> [Extracted data entries]
===
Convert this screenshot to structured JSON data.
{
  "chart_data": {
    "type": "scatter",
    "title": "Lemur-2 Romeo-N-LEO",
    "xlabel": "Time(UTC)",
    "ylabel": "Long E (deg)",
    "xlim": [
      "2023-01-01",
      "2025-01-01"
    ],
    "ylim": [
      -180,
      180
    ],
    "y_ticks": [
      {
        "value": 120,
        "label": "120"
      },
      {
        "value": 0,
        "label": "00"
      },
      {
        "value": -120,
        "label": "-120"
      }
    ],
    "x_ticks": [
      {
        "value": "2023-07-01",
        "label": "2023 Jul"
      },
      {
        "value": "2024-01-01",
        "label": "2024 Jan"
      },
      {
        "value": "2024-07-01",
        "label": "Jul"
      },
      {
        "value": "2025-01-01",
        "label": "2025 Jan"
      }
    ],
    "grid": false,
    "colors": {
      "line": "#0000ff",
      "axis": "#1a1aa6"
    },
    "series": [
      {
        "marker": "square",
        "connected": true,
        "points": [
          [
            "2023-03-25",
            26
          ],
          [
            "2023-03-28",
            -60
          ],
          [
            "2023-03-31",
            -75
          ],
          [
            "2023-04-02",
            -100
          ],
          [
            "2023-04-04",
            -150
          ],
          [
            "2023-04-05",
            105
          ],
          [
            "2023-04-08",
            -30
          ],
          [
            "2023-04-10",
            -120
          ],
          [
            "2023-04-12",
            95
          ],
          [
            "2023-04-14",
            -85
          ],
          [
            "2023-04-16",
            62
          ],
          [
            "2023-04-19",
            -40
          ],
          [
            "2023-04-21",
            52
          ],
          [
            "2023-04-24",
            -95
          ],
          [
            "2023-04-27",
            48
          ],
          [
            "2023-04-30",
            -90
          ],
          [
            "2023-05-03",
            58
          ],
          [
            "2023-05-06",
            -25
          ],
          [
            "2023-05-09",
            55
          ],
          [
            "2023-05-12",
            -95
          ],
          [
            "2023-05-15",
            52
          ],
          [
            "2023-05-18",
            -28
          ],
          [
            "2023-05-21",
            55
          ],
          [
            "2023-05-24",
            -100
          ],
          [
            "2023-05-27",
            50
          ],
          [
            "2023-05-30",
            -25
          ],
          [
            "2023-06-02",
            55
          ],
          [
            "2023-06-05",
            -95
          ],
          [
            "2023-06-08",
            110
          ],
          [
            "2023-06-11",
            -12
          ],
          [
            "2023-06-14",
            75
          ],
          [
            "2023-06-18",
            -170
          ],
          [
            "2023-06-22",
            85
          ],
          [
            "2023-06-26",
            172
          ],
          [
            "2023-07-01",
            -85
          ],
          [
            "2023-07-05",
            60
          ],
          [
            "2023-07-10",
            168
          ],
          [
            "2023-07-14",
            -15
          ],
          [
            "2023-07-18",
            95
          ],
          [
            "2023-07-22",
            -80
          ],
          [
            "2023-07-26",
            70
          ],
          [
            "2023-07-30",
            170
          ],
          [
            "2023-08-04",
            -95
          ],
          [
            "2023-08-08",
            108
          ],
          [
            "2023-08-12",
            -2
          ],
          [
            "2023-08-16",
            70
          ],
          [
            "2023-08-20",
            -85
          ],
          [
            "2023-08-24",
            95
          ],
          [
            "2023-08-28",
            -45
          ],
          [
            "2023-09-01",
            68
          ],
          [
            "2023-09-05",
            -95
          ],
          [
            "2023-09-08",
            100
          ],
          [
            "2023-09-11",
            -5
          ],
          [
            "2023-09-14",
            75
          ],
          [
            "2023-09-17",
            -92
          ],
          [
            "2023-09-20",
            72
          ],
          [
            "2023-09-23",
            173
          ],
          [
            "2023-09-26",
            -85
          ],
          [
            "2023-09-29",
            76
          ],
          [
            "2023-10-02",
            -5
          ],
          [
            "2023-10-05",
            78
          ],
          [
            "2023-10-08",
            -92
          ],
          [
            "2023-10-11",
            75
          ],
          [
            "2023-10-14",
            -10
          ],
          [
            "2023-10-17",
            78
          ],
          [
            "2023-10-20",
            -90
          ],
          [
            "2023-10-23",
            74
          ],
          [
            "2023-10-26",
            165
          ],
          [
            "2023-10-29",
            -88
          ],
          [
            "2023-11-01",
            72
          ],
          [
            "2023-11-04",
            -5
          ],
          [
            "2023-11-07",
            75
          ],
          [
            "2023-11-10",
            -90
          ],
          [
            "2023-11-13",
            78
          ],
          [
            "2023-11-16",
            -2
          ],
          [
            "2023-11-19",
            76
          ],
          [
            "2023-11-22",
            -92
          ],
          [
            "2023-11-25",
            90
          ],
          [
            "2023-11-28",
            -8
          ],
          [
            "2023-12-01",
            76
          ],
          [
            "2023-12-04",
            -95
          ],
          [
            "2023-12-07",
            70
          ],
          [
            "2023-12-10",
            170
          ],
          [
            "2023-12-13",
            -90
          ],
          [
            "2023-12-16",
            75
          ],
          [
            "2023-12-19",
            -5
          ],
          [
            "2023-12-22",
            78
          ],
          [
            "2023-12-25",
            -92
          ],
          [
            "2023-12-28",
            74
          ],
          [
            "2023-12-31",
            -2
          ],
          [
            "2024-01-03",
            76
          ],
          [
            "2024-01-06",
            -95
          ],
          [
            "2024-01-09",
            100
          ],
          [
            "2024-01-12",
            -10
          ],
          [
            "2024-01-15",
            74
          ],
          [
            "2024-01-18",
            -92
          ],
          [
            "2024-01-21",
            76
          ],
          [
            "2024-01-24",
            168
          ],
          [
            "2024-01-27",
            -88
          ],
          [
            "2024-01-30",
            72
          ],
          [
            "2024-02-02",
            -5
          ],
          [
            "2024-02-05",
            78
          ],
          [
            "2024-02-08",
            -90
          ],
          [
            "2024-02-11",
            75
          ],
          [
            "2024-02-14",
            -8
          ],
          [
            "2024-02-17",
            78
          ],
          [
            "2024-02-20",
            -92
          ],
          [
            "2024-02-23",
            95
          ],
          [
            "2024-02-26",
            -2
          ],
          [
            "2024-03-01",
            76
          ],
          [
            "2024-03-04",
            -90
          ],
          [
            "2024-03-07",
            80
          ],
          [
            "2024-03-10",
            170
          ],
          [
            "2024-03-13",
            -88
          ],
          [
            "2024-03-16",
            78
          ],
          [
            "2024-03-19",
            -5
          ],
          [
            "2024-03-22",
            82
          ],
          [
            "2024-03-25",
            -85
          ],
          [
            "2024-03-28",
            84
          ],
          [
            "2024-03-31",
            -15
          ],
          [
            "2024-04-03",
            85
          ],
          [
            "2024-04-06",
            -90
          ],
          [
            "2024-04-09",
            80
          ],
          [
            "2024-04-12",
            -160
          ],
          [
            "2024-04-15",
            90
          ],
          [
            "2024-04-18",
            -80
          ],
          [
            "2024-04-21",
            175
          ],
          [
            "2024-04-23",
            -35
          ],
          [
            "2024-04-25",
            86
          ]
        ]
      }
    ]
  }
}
===
> [PROBLEM STATEMENT]
Write out every entry word for word.

> [RESULT OF THIS EXERCISE]
Convert this screenshot to structured JSON data.
{
  "chart_data": {
    "type": "scatter",
    "title": "Lemur-2 Romeo-N-LEO",
    "xlabel": "Time(UTC)",
    "ylabel": "Long E (deg)",
    "xlim": [
      "2023-01-01",
      "2025-01-01"
    ],
    "ylim": [
      -180,
      180
    ],
    "y_ticks": [
      {
        "value": 120,
        "label": "120"
      },
      {
        "value": 0,
        "label": "00"
      },
      {
        "value": -120,
        "label": "-120"
      }
    ],
    "x_ticks": [
      {
        "value": "2023-07-01",
        "label": "2023 Jul"
      },
      {
        "value": "2024-01-01",
        "label": "2024 Jan"
      },
      {
        "value": "2024-07-01",
        "label": "Jul"
      },
      {
        "value": "2025-01-01",
        "label": "2025 Jan"
      }
    ],
    "grid": false,
    "colors": {
      "line": "#0000ff",
      "axis": "#1a1aa6"
    },
    "series": [
      {
        "marker": "square",
        "connected": true,
        "points": [
          [
            "2023-03-25",
            26
          ],
          [
            "2023-03-28",
            -60
          ],
          [
            "2023-03-31",
            -75
          ],
          [
            "2023-04-02",
            -100
          ],
          [
            "2023-04-04",
            -150
          ],
          [
            "2023-04-05",
            105
          ],
          [
            "2023-04-08",
            -30
          ],
          [
            "2023-04-10",
            -120
          ],
          [
            "2023-04-12",
            95
          ],
          [
            "2023-04-14",
            -85
          ],
          [
            "2023-04-16",
            62
          ],
          [
            "2023-04-19",
            -40
          ],
          [
            "2023-04-21",
            52
          ],
          [
            "2023-04-24",
            -95
          ],
          [
            "2023-04-27",
            48
          ],
          [
            "2023-04-30",
            -90
          ],
          [
            "2023-05-03",
            58
          ],
          [
            "2023-05-06",
            -25
          ],
          [
            "2023-05-09",
            55
          ],
          [
            "2023-05-12",
            -95
          ],
          [
            "2023-05-15",
            52
          ],
          [
            "2023-05-18",
            -28
          ],
          [
            "2023-05-21",
            55
          ],
          [
            "2023-05-24",
            -100
          ],
          [
            "2023-05-27",
            50
          ],
          [
            "2023-05-30",
            -25
          ],
          [
            "2023-06-02",
            55
          ],
          [
            "2023-06-05",
            -95
          ],
          [
            "2023-06-08",
            110
          ],
          [
            "2023-06-11",
            -12
          ],
          [
            "2023-06-14",
            75
          ],
          [
            "2023-06-18",
            -170
          ],
          [
            "2023-06-22",
            85
          ],
          [
            "2023-06-26",
            172
          ],
          [
            "2023-07-01",
            -85
          ],
          [
            "2023-07-05",
            60
          ],
          [
            "2023-07-10",
            168
          ],
          [
            "2023-07-14",
            -15
          ],
          [
            "2023-07-18",
            95
          ],
          [
            "2023-07-22",
            -80
          ],
          [
            "2023-07-26",
            70
          ],
          [
            "2023-07-30",
            170
          ],
          [
            "2023-08-04",
            -95
          ],
          [
            "2023-08-08",
            108
          ],
          [
            "2023-08-12",
            -2
          ],
          [
            "2023-08-16",
            70
          ],
          [
            "2023-08-20",
            -85
          ],
          [
            "2023-08-24",
            95
          ],
          [
            "2023-08-28",
            -45
          ],
          [
            "2023-09-01",
            68
          ],
          [
            "2023-09-05",
            -95
          ],
          [
            "2023-09-08",
            100
          ],
          [
            "2023-09-11",
            -5
          ],
          [
            "2023-09-14",
            75
          ],
          [
            "2023-09-17",
            -92
          ],
          [
            "2023-09-20",
            72
          ],
          [
            "2023-09-23",
            173
          ],
          [
            "2023-09-26",
            -85
          ],
          [
            "2023-09-29",
            76
          ],
          [
            "2023-10-02",
            -5
          ],
          [
            "2023-10-05",
            78
          ],
          [
            "2023-10-08",
            -92
          ],
          [
            "2023-10-11",
            75
          ],
          [
            "2023-10-14",
            -10
          ],
          [
            "2023-10-17",
            78
          ],
          [
            "2023-10-20",
            -90
          ],
          [
            "2023-10-23",
            74
          ],
          [
            "2023-10-26",
            165
          ],
          [
            "2023-10-29",
            -88
          ],
          [
            "2023-11-01",
            72
          ],
          [
            "2023-11-04",
            -5
          ],
          [
            "2023-11-07",
            75
          ],
          [
            "2023-11-10",
            -90
          ],
          [
            "2023-11-13",
            78
          ],
          [
            "2023-11-16",
            -2
          ],
          [
            "2023-11-19",
            76
          ],
          [
            "2023-11-22",
            -92
          ],
          [
            "2023-11-25",
            90
          ],
          [
            "2023-11-28",
            -8
          ],
          [
            "2023-12-01",
            76
          ],
          [
            "2023-12-04",
            -95
          ],
          [
            "2023-12-07",
            70
          ],
          [
            "2023-12-10",
            170
          ],
          [
            "2023-12-13",
            -90
          ],
          [
            "2023-12-16",
            75
          ],
          [
            "2023-12-19",
            -5
          ],
          [
            "2023-12-22",
            78
          ],
          [
            "2023-12-25",
            -92
          ],
          [
            "2023-12-28",
            74
          ],
          [
            "2023-12-31",
            -2
          ],
          [
            "2024-01-03",
            76
          ],
          [
            "2024-01-06",
            -95
          ],
          [
            "2024-01-09",
            100
          ],
          [
            "2024-01-12",
            -10
          ],
          [
            "2024-01-15",
            74
          ],
          [
            "2024-01-18",
            -92
          ],
          [
            "2024-01-21",
            76
          ],
          [
            "2024-01-24",
            168
          ],
          [
            "2024-01-27",
            -88
          ],
          [
            "2024-01-30",
            72
          ],
          [
            "2024-02-02",
            -5
          ],
          [
            "2024-02-05",
            78
          ],
          [
            "2024-02-08",
            -90
          ],
          [
            "2024-02-11",
            75
          ],
          [
            "2024-02-14",
            -8
          ],
          [
            "2024-02-17",
            78
          ],
          [
            "2024-02-20",
            -92
          ],
          [
            "2024-02-23",
            95
          ],
          [
            "2024-02-26",
            -2
          ],
          [
            "2024-03-01",
            76
          ],
          [
            "2024-03-04",
            -90
          ],
          [
            "2024-03-07",
            80
          ],
          [
            "2024-03-10",
            170
          ],
          [
            "2024-03-13",
            -88
          ],
          [
            "2024-03-16",
            78
          ],
          [
            "2024-03-19",
            -5
          ],
          [
            "2024-03-22",
            82
          ],
          [
            "2024-03-25",
            -85
          ],
          [
            "2024-03-28",
            84
          ],
          [
            "2024-03-31",
            -15
          ],
          [
            "2024-04-03",
            85
          ],
          [
            "2024-04-06",
            -90
          ],
          [
            "2024-04-09",
            80
          ],
          [
            "2024-04-12",
            -160
          ],
          [
            "2024-04-15",
            90
          ],
          [
            "2024-04-18",
            -80
          ],
          [
            "2024-04-21",
            175
          ],
          [
            "2024-04-23",
            -35
          ],
          [
            "2024-04-25",
            86
          ]
        ]
      }
    ]
  }
}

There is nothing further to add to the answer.